**Short task**
Copy the data that follows, character for character, minus the pictures.

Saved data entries
◆ ◆ ◆ ◆
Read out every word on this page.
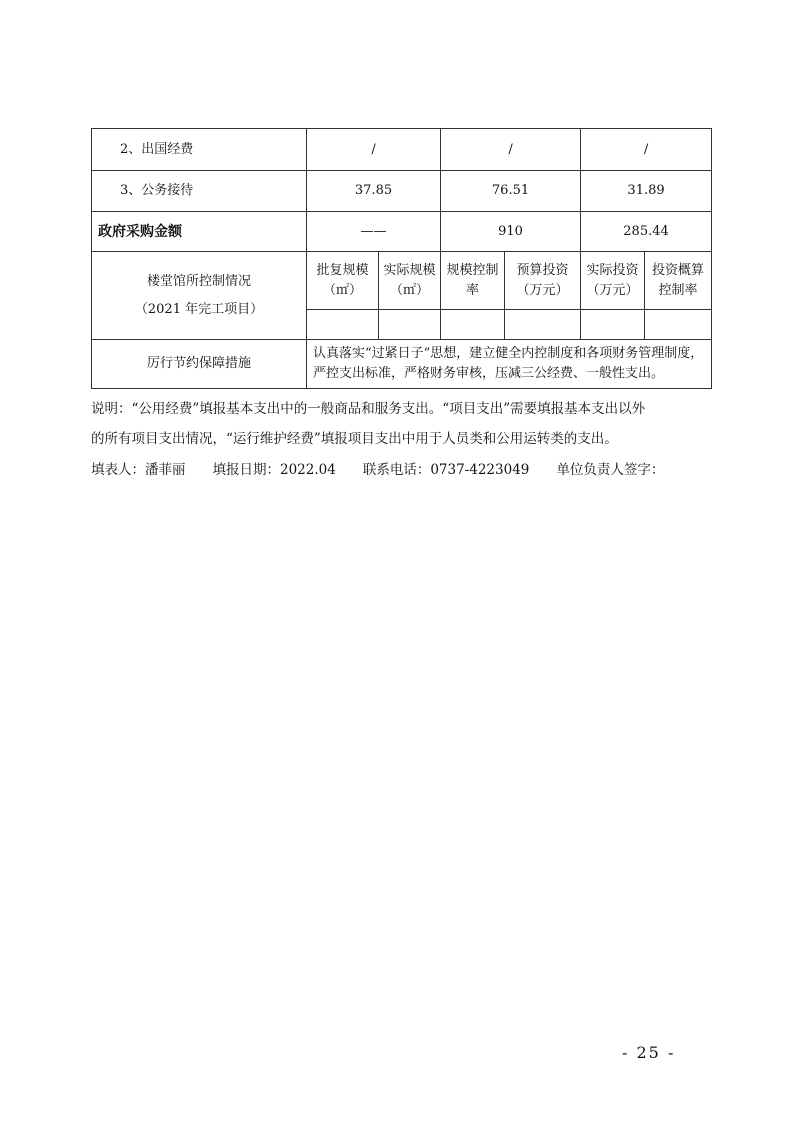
2、出国经费	/		/		/	
3、公务接待	37.85		76.51		31.89	
政府采购金额	——		910		285.44	

楼堂馆所控制情况
（2021 年完工项目）	批复规模（㎡）	实际规模（㎡）	规模控制率	预算投资（万元）	实际投资（万元）	投资概算控制率

厉行节约保障措施	认真落实“过紧日子”思想，建立健全内控制度和各项财务管理制度，严控支出标准，严格财务审核，压减三公经费、一般性支出。					
说明：“公用经费”填报基本支出中的一般商品和服务支出。“项目支出”需要填报基本支出以外
的所有项目支出情况，“运行维护经费”填报项目支出中用于人员类和公用运转类的支出。
填表人：潘菲丽　　填报日期：2022.04　　联系电话：0737-4223049　　单位负责人签字：
- 25 -
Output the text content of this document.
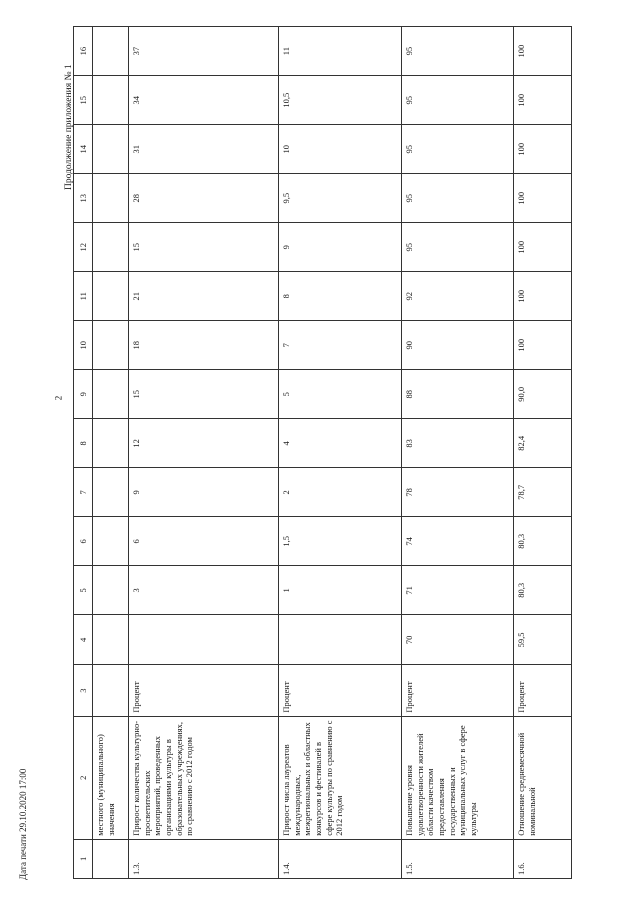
2
Продолжение приложения № 1
Дата печати 29.10.2020 17:00	1	2	3	4	5	6	7	8	9	10	11	12	13	14	15	16
	местного (муниципального) значения														
1.3.	Прирост количества культурно-просветительских мероприятий, проведенных организациями культуры в образовательных учреждениях, по сравнению с 2012 годом	Процент		3	6	9	12	15	18	21	15	28	31	34	37
1.4.	Прирост числа лауреатов международных, межрегиональных и областных конкурсов и фестивалей в сфере культуры по сравнению с 2012 годом	Процент		1	1,5	2	4	5	7	8	9	9,5	10	10,5	11
1.5.	Повышение уровня удовлетворенности жителей области качеством предоставления государственных и муниципальных услуг в сфере культуры	Процент	70	71	74	78	83	88	90	92	95	95	95	95	95
1.6.	Отношение среднемесячной номинальной	Процент	59,5	80,3	80,3	78,7	82,4	90,0	100	100	100	100	100	100	100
◆ ◆ ◆ ◆
**Correct result**
Read out every word on this page.
2、出国经费	/		/		/	
3、公务接待	37.85		76.51		31.89	
政府采购金额	——		910		285.44	

楼堂馆所控制情况
（2021 年完工项目）	批复规模（㎡）	实际规模（㎡）	规模控制率	预算投资（万元）	实际投资（万元）	投资概算控制率

厉行节约保障措施	认真落实“过紧日子”思想，建立健全内控制度和各项财务管理制度，严控支出标准，严格财务审核，压减三公经费、一般性支出。					
说明：“公用经费”填报基本支出中的一般商品和服务支出。“项目支出”需要填报基本支出以外
的所有项目支出情况，“运行维护经费”填报项目支出中用于人员类和公用运转类的支出。
填表人：潘菲丽　　填报日期：2022.04　　联系电话：0737-4223049　　单位负责人签字：
- 25 -
Output the text content of this document.
2
Продолжение приложения № 1
Дата печати 29.10.2020 17:00	1	2	3	4	5	6	7	8	9	10	11	12	13	14	15	16
	местного (муниципального) значения														
1.3.	Прирост количества культурно-просветительских мероприятий, проведенных организациями культуры в образовательных учреждениях, по сравнению с 2012 годом	Процент		3	6	9	12	15	18	21	15	28	31	34	37
1.4.	Прирост числа лауреатов международных, межрегиональных и областных конкурсов и фестивалей в сфере культуры по сравнению с 2012 годом	Процент		1	1,5	2	4	5	7	8	9	9,5	10	10,5	11
1.5.	Повышение уровня удовлетворенности жителей области качеством предоставления государственных и муниципальных услуг в сфере культуры	Процент	70	71	74	78	83	88	90	92	95	95	95	95	95
1.6.	Отношение среднемесячной номинальной	Процент	59,5	80,3	80,3	78,7	82,4	90,0	100	100	100	100	100	100	100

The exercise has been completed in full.